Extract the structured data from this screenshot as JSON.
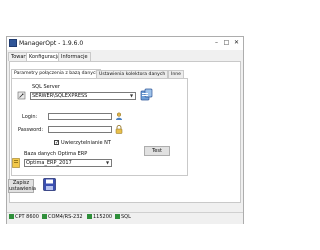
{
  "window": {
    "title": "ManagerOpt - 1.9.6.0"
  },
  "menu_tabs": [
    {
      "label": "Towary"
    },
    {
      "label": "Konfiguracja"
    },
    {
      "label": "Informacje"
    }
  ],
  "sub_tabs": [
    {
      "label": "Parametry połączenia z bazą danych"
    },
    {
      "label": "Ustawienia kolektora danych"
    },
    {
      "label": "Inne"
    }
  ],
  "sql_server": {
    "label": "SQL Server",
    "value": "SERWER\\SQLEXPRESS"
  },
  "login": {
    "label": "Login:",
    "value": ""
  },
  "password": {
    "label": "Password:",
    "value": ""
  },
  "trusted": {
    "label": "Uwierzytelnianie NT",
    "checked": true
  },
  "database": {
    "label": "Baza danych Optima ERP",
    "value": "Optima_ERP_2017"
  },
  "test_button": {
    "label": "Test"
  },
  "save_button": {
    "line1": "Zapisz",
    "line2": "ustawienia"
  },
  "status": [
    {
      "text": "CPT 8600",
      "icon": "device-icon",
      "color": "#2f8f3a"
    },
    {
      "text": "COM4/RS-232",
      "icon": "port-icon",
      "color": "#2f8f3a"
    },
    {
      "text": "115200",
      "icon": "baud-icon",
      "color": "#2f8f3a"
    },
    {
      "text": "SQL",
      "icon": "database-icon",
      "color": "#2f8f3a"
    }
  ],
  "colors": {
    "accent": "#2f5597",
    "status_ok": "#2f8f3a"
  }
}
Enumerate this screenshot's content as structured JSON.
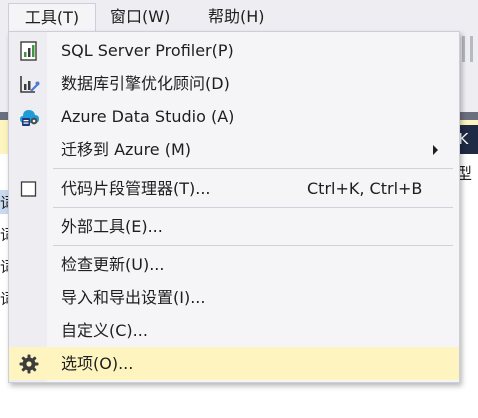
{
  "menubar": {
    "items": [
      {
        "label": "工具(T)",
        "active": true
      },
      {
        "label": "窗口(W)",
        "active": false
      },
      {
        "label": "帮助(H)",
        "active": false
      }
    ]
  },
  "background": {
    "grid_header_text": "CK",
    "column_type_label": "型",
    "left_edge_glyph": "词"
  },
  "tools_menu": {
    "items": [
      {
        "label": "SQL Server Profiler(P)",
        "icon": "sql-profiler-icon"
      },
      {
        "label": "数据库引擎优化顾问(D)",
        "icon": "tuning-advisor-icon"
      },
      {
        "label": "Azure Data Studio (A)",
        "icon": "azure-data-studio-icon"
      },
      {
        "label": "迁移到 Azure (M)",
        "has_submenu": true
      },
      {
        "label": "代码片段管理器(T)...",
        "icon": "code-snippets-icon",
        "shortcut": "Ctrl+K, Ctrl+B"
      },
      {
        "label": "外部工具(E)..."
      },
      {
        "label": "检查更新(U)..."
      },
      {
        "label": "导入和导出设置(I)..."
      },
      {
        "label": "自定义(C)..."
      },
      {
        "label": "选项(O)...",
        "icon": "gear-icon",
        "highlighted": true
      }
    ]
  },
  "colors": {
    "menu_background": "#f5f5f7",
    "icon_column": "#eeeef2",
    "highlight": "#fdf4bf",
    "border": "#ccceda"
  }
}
· · ·
_Problem to work on_.
Omit the pictures, and quote the material above exactly as given.

_Result of this exercise_.
Extract the structured data from this screenshot as JSON.
{
  "window": {
    "title": "ManagerOpt - 1.9.6.0"
  },
  "menu_tabs": [
    {
      "label": "Towary"
    },
    {
      "label": "Konfiguracja"
    },
    {
      "label": "Informacje"
    }
  ],
  "sub_tabs": [
    {
      "label": "Parametry połączenia z bazą danych"
    },
    {
      "label": "Ustawienia kolektora danych"
    },
    {
      "label": "Inne"
    }
  ],
  "sql_server": {
    "label": "SQL Server",
    "value": "SERWER\\SQLEXPRESS"
  },
  "login": {
    "label": "Login:",
    "value": ""
  },
  "password": {
    "label": "Password:",
    "value": ""
  },
  "trusted": {
    "label": "Uwierzytelnianie NT",
    "checked": true
  },
  "database": {
    "label": "Baza danych Optima ERP",
    "value": "Optima_ERP_2017"
  },
  "test_button": {
    "label": "Test"
  },
  "save_button": {
    "line1": "Zapisz",
    "line2": "ustawienia"
  },
  "status": [
    {
      "text": "CPT 8600",
      "icon": "device-icon",
      "color": "#2f8f3a"
    },
    {
      "text": "COM4/RS-232",
      "icon": "port-icon",
      "color": "#2f8f3a"
    },
    {
      "text": "115200",
      "icon": "baud-icon",
      "color": "#2f8f3a"
    },
    {
      "text": "SQL",
      "icon": "database-icon",
      "color": "#2f8f3a"
    }
  ],
  "colors": {
    "accent": "#2f5597",
    "status_ok": "#2f8f3a"
  }
}
Enumerate this screenshot's content as structured JSON.
{
  "menubar": {
    "items": [
      {
        "label": "工具(T)",
        "active": true
      },
      {
        "label": "窗口(W)",
        "active": false
      },
      {
        "label": "帮助(H)",
        "active": false
      }
    ]
  },
  "background": {
    "grid_header_text": "CK",
    "column_type_label": "型",
    "left_edge_glyph": "词"
  },
  "tools_menu": {
    "items": [
      {
        "label": "SQL Server Profiler(P)",
        "icon": "sql-profiler-icon"
      },
      {
        "label": "数据库引擎优化顾问(D)",
        "icon": "tuning-advisor-icon"
      },
      {
        "label": "Azure Data Studio (A)",
        "icon": "azure-data-studio-icon"
      },
      {
        "label": "迁移到 Azure (M)",
        "has_submenu": true
      },
      {
        "label": "代码片段管理器(T)...",
        "icon": "code-snippets-icon",
        "shortcut": "Ctrl+K, Ctrl+B"
      },
      {
        "label": "外部工具(E)..."
      },
      {
        "label": "检查更新(U)..."
      },
      {
        "label": "导入和导出设置(I)..."
      },
      {
        "label": "自定义(C)..."
      },
      {
        "label": "选项(O)...",
        "icon": "gear-icon",
        "highlighted": true
      }
    ]
  },
  "colors": {
    "menu_background": "#f5f5f7",
    "icon_column": "#eeeef2",
    "highlight": "#fdf4bf",
    "border": "#ccceda"
  }
}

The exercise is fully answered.